--- begin Entries ---

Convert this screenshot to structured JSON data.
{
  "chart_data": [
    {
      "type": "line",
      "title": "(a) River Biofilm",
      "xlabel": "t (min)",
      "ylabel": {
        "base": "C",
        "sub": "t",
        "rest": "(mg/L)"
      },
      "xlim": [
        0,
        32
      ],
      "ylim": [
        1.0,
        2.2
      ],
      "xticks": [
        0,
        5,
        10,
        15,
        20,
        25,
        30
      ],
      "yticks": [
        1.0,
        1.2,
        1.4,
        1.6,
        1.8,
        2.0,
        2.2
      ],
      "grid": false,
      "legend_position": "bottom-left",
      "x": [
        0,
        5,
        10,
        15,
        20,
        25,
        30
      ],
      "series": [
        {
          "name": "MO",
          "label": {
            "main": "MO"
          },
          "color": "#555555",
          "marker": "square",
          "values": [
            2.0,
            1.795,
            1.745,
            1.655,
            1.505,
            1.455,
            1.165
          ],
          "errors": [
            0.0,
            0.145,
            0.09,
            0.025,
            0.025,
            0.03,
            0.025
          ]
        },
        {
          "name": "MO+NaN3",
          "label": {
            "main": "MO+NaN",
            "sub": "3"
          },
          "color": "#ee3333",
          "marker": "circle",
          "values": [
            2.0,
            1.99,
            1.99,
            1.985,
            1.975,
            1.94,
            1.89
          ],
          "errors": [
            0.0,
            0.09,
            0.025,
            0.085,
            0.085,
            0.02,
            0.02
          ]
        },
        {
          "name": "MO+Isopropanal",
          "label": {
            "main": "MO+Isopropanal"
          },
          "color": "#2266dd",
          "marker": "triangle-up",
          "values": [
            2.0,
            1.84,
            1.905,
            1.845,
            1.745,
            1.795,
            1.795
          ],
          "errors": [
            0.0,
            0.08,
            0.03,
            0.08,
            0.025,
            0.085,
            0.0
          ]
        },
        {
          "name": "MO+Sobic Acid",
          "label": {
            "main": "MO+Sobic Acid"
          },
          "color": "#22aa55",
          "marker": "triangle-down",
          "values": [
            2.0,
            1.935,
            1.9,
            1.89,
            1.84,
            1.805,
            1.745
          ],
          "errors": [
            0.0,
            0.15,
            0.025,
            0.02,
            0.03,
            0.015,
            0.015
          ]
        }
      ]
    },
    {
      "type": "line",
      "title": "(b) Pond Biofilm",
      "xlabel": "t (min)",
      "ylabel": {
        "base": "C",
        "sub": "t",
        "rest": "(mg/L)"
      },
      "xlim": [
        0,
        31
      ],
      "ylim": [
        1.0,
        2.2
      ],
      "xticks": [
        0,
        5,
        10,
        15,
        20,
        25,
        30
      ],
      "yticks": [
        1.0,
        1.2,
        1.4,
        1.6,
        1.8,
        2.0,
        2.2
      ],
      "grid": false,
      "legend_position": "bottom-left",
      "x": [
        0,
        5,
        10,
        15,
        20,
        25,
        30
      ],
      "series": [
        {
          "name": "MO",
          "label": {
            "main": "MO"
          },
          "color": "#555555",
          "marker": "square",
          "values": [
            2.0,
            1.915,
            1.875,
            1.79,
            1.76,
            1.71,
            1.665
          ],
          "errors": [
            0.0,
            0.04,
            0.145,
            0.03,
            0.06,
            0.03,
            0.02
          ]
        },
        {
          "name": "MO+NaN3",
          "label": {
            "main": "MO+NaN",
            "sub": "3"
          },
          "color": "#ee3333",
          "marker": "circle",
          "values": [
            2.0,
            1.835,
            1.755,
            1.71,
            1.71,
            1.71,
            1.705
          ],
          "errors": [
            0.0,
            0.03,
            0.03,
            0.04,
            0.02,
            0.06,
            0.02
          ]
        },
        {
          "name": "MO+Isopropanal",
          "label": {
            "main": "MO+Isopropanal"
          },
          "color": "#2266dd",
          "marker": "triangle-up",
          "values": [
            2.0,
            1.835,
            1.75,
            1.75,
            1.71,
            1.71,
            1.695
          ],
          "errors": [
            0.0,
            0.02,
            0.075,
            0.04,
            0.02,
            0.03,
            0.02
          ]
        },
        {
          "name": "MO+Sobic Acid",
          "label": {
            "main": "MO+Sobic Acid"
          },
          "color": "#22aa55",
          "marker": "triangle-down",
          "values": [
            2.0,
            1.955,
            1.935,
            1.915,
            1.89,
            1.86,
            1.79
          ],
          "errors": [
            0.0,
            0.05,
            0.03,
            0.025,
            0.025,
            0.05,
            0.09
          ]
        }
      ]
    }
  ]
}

--- end Entries ---

**Set exercise**
Recite the full listing above exactly.

**The completed task**
Convert this screenshot to structured JSON data.
{
  "chart_data": [
    {
      "type": "line",
      "title": "(a) River Biofilm",
      "xlabel": "t (min)",
      "ylabel": {
        "base": "C",
        "sub": "t",
        "rest": "(mg/L)"
      },
      "xlim": [
        0,
        32
      ],
      "ylim": [
        1.0,
        2.2
      ],
      "xticks": [
        0,
        5,
        10,
        15,
        20,
        25,
        30
      ],
      "yticks": [
        1.0,
        1.2,
        1.4,
        1.6,
        1.8,
        2.0,
        2.2
      ],
      "grid": false,
      "legend_position": "bottom-left",
      "x": [
        0,
        5,
        10,
        15,
        20,
        25,
        30
      ],
      "series": [
        {
          "name": "MO",
          "label": {
            "main": "MO"
          },
          "color": "#555555",
          "marker": "square",
          "values": [
            2.0,
            1.795,
            1.745,
            1.655,
            1.505,
            1.455,
            1.165
          ],
          "errors": [
            0.0,
            0.145,
            0.09,
            0.025,
            0.025,
            0.03,
            0.025
          ]
        },
        {
          "name": "MO+NaN3",
          "label": {
            "main": "MO+NaN",
            "sub": "3"
          },
          "color": "#ee3333",
          "marker": "circle",
          "values": [
            2.0,
            1.99,
            1.99,
            1.985,
            1.975,
            1.94,
            1.89
          ],
          "errors": [
            0.0,
            0.09,
            0.025,
            0.085,
            0.085,
            0.02,
            0.02
          ]
        },
        {
          "name": "MO+Isopropanal",
          "label": {
            "main": "MO+Isopropanal"
          },
          "color": "#2266dd",
          "marker": "triangle-up",
          "values": [
            2.0,
            1.84,
            1.905,
            1.845,
            1.745,
            1.795,
            1.795
          ],
          "errors": [
            0.0,
            0.08,
            0.03,
            0.08,
            0.025,
            0.085,
            0.0
          ]
        },
        {
          "name": "MO+Sobic Acid",
          "label": {
            "main": "MO+Sobic Acid"
          },
          "color": "#22aa55",
          "marker": "triangle-down",
          "values": [
            2.0,
            1.935,
            1.9,
            1.89,
            1.84,
            1.805,
            1.745
          ],
          "errors": [
            0.0,
            0.15,
            0.025,
            0.02,
            0.03,
            0.015,
            0.015
          ]
        }
      ]
    },
    {
      "type": "line",
      "title": "(b) Pond Biofilm",
      "xlabel": "t (min)",
      "ylabel": {
        "base": "C",
        "sub": "t",
        "rest": "(mg/L)"
      },
      "xlim": [
        0,
        31
      ],
      "ylim": [
        1.0,
        2.2
      ],
      "xticks": [
        0,
        5,
        10,
        15,
        20,
        25,
        30
      ],
      "yticks": [
        1.0,
        1.2,
        1.4,
        1.6,
        1.8,
        2.0,
        2.2
      ],
      "grid": false,
      "legend_position": "bottom-left",
      "x": [
        0,
        5,
        10,
        15,
        20,
        25,
        30
      ],
      "series": [
        {
          "name": "MO",
          "label": {
            "main": "MO"
          },
          "color": "#555555",
          "marker": "square",
          "values": [
            2.0,
            1.915,
            1.875,
            1.79,
            1.76,
            1.71,
            1.665
          ],
          "errors": [
            0.0,
            0.04,
            0.145,
            0.03,
            0.06,
            0.03,
            0.02
          ]
        },
        {
          "name": "MO+NaN3",
          "label": {
            "main": "MO+NaN",
            "sub": "3"
          },
          "color": "#ee3333",
          "marker": "circle",
          "values": [
            2.0,
            1.835,
            1.755,
            1.71,
            1.71,
            1.71,
            1.705
          ],
          "errors": [
            0.0,
            0.03,
            0.03,
            0.04,
            0.02,
            0.06,
            0.02
          ]
        },
        {
          "name": "MO+Isopropanal",
          "label": {
            "main": "MO+Isopropanal"
          },
          "color": "#2266dd",
          "marker": "triangle-up",
          "values": [
            2.0,
            1.835,
            1.75,
            1.75,
            1.71,
            1.71,
            1.695
          ],
          "errors": [
            0.0,
            0.02,
            0.075,
            0.04,
            0.02,
            0.03,
            0.02
          ]
        },
        {
          "name": "MO+Sobic Acid",
          "label": {
            "main": "MO+Sobic Acid"
          },
          "color": "#22aa55",
          "marker": "triangle-down",
          "values": [
            2.0,
            1.955,
            1.935,
            1.915,
            1.89,
            1.86,
            1.79
          ],
          "errors": [
            0.0,
            0.05,
            0.03,
            0.025,
            0.025,
            0.05,
            0.09
          ]
        }
      ]
    }
  ]
}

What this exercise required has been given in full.